▶

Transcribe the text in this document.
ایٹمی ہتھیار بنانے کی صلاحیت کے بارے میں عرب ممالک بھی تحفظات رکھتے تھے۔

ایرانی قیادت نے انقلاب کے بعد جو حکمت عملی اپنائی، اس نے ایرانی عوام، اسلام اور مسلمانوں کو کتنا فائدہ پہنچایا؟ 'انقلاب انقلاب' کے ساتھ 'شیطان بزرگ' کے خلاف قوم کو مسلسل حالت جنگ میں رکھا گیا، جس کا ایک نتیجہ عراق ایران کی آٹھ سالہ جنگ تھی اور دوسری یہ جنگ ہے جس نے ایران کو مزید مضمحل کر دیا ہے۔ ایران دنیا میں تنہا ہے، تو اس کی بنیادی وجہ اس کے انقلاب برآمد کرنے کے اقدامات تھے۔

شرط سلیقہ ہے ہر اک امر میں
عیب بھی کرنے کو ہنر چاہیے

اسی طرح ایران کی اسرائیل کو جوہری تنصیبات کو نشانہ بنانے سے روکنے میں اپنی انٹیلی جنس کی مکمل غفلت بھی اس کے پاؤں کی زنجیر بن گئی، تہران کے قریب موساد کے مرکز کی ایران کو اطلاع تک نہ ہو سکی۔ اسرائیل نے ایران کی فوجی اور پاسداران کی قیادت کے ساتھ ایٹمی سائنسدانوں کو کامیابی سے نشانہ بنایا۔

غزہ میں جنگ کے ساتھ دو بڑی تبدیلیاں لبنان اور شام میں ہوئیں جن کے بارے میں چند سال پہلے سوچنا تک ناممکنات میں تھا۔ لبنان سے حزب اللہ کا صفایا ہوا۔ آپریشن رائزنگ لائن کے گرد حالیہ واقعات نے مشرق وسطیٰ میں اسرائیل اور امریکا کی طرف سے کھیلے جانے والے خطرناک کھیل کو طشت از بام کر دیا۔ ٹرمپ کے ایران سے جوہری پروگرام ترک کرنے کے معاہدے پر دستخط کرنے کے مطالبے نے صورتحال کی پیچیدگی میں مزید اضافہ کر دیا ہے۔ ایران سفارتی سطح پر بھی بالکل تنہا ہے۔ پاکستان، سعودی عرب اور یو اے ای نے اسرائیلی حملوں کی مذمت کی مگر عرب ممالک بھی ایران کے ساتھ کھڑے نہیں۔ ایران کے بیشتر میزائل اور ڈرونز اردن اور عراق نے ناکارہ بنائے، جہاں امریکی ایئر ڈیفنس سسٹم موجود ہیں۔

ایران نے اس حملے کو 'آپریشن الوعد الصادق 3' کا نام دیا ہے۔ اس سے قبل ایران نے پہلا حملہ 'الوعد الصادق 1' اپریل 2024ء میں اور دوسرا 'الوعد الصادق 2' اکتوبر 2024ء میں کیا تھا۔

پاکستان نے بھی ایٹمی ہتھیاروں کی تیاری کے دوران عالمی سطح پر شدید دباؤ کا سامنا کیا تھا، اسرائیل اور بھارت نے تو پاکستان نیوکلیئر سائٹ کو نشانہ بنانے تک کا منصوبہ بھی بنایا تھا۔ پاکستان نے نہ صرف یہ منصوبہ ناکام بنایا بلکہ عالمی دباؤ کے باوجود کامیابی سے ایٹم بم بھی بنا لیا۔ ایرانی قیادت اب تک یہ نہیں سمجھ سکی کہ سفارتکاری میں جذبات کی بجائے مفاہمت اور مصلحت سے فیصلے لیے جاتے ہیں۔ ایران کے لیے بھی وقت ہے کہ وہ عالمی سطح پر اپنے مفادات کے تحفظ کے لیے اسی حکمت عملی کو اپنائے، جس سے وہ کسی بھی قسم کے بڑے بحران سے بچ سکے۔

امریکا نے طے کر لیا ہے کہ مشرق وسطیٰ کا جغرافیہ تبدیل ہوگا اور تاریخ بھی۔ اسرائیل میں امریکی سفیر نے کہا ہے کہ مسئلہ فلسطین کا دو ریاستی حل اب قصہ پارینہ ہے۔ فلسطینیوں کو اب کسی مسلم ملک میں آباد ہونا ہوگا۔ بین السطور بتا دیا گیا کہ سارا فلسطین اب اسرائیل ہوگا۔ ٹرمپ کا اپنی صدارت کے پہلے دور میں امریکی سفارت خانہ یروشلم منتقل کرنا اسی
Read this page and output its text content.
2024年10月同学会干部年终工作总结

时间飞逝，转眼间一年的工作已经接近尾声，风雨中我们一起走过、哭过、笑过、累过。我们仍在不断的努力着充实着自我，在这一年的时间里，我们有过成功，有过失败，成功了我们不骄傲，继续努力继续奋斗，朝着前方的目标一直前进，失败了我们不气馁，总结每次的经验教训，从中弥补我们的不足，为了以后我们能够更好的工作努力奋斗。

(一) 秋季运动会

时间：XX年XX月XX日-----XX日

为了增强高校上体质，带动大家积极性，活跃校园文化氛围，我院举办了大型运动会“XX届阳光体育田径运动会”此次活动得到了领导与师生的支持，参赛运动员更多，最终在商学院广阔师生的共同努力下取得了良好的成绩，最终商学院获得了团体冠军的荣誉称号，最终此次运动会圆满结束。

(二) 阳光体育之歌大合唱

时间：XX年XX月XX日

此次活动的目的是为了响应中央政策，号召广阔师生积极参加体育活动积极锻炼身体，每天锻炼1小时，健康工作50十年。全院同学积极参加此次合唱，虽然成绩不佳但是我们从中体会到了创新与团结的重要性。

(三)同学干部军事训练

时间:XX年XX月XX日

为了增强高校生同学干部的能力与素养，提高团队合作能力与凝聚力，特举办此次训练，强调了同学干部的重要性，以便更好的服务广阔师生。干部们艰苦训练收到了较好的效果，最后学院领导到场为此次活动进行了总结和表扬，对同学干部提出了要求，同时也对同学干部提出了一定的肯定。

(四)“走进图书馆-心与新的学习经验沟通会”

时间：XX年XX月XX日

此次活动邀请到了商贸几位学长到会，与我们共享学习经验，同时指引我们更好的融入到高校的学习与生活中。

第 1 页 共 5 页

◀

• _WRITTEN PROBLEM_: Extract every record and return it verbatim.

• _WRITTEN RESPONSE_:
Transcribe the text in this document.
ایٹمی ہتھیار بنانے کی صلاحیت کے بارے میں عرب ممالک بھی تحفظات رکھتے تھے۔

ایرانی قیادت نے انقلاب کے بعد جو حکمت عملی اپنائی، اس نے ایرانی عوام، اسلام اور مسلمانوں کو کتنا فائدہ پہنچایا؟ 'انقلاب انقلاب' کے ساتھ 'شیطان بزرگ' کے خلاف قوم کو مسلسل حالت جنگ میں رکھا گیا، جس کا ایک نتیجہ عراق ایران کی آٹھ سالہ جنگ تھی اور دوسری یہ جنگ ہے جس نے ایران کو مزید مضمحل کر دیا ہے۔ ایران دنیا میں تنہا ہے، تو اس کی بنیادی وجہ اس کے انقلاب برآمد کرنے کے اقدامات تھے۔

شرط سلیقہ ہے ہر اک امر میں
عیب بھی کرنے کو ہنر چاہیے

اسی طرح ایران کی اسرائیل کو جوہری تنصیبات کو نشانہ بنانے سے روکنے میں اپنی انٹیلی جنس کی مکمل غفلت بھی اس کے پاؤں کی زنجیر بن گئی، تہران کے قریب موساد کے مرکز کی ایران کو اطلاع تک نہ ہو سکی۔ اسرائیل نے ایران کی فوجی اور پاسداران کی قیادت کے ساتھ ایٹمی سائنسدانوں کو کامیابی سے نشانہ بنایا۔

غزہ میں جنگ کے ساتھ دو بڑی تبدیلیاں لبنان اور شام میں ہوئیں جن کے بارے میں چند سال پہلے سوچنا تک ناممکنات میں تھا۔ لبنان سے حزب اللہ کا صفایا ہوا۔ آپریشن رائزنگ لائن کے گرد حالیہ واقعات نے مشرق وسطیٰ میں اسرائیل اور امریکا کی طرف سے کھیلے جانے والے خطرناک کھیل کو طشت از بام کر دیا۔ ٹرمپ کے ایران سے جوہری پروگرام ترک کرنے کے معاہدے پر دستخط کرنے کے مطالبے نے صورتحال کی پیچیدگی میں مزید اضافہ کر دیا ہے۔ ایران سفارتی سطح پر بھی بالکل تنہا ہے۔ پاکستان، سعودی عرب اور یو اے ای نے اسرائیلی حملوں کی مذمت کی مگر عرب ممالک بھی ایران کے ساتھ کھڑے نہیں۔ ایران کے بیشتر میزائل اور ڈرونز اردن اور عراق نے ناکارہ بنائے، جہاں امریکی ایئر ڈیفنس سسٹم موجود ہیں۔

ایران نے اس حملے کو 'آپریشن الوعد الصادق 3' کا نام دیا ہے۔ اس سے قبل ایران نے پہلا حملہ 'الوعد الصادق 1' اپریل 2024ء میں اور دوسرا 'الوعد الصادق 2' اکتوبر 2024ء میں کیا تھا۔

پاکستان نے بھی ایٹمی ہتھیاروں کی تیاری کے دوران عالمی سطح پر شدید دباؤ کا سامنا کیا تھا، اسرائیل اور بھارت نے تو پاکستان نیوکلیئر سائٹ کو نشانہ بنانے تک کا منصوبہ بھی بنایا تھا۔ پاکستان نے نہ صرف یہ منصوبہ ناکام بنایا بلکہ عالمی دباؤ کے باوجود کامیابی سے ایٹم بم بھی بنا لیا۔ ایرانی قیادت اب تک یہ نہیں سمجھ سکی کہ سفارتکاری میں جذبات کی بجائے مفاہمت اور مصلحت سے فیصلے لیے جاتے ہیں۔ ایران کے لیے بھی وقت ہے کہ وہ عالمی سطح پر اپنے مفادات کے تحفظ کے لیے اسی حکمت عملی کو اپنائے، جس سے وہ کسی بھی قسم کے بڑے بحران سے بچ سکے۔

امریکا نے طے کر لیا ہے کہ مشرق وسطیٰ کا جغرافیہ تبدیل ہوگا اور تاریخ بھی۔ اسرائیل میں امریکی سفیر نے کہا ہے کہ مسئلہ فلسطین کا دو ریاستی حل اب قصہ پارینہ ہے۔ فلسطینیوں کو اب کسی مسلم ملک میں آباد ہونا ہوگا۔ بین السطور بتا دیا گیا کہ سارا فلسطین اب اسرائیل ہوگا۔ ٹرمپ کا اپنی صدارت کے پہلے دور میں امریکی سفارت خانہ یروشلم منتقل کرنا اسی
Read this page and output its text content.
2024年10月同学会干部年终工作总结

时间飞逝，转眼间一年的工作已经接近尾声，风雨中我们一起走过、哭过、笑过、累过。我们仍在不断的努力着充实着自我，在这一年的时间里，我们有过成功，有过失败，成功了我们不骄傲，继续努力继续奋斗，朝着前方的目标一直前进，失败了我们不气馁，总结每次的经验教训，从中弥补我们的不足，为了以后我们能够更好的工作努力奋斗。

(一) 秋季运动会

时间：XX年XX月XX日-----XX日

为了增强高校上体质，带动大家积极性，活跃校园文化氛围，我院举办了大型运动会“XX届阳光体育田径运动会”此次活动得到了领导与师生的支持，参赛运动员更多，最终在商学院广阔师生的共同努力下取得了良好的成绩，最终商学院获得了团体冠军的荣誉称号，最终此次运动会圆满结束。

(二) 阳光体育之歌大合唱

时间：XX年XX月XX日

此次活动的目的是为了响应中央政策，号召广阔师生积极参加体育活动积极锻炼身体，每天锻炼1小时，健康工作50十年。全院同学积极参加此次合唱，虽然成绩不佳但是我们从中体会到了创新与团结的重要性。

(三)同学干部军事训练

时间:XX年XX月XX日

为了增强高校生同学干部的能力与素养，提高团队合作能力与凝聚力，特举办此次训练，强调了同学干部的重要性，以便更好的服务广阔师生。干部们艰苦训练收到了较好的效果，最后学院领导到场为此次活动进行了总结和表扬，对同学干部提出了要求，同时也对同学干部提出了一定的肯定。

(四)“走进图书馆-心与新的学习经验沟通会”

时间：XX年XX月XX日

此次活动邀请到了商贸几位学长到会，与我们共享学习经验，同时指引我们更好的融入到高校的学习与生活中。

第 1 页 共 5 页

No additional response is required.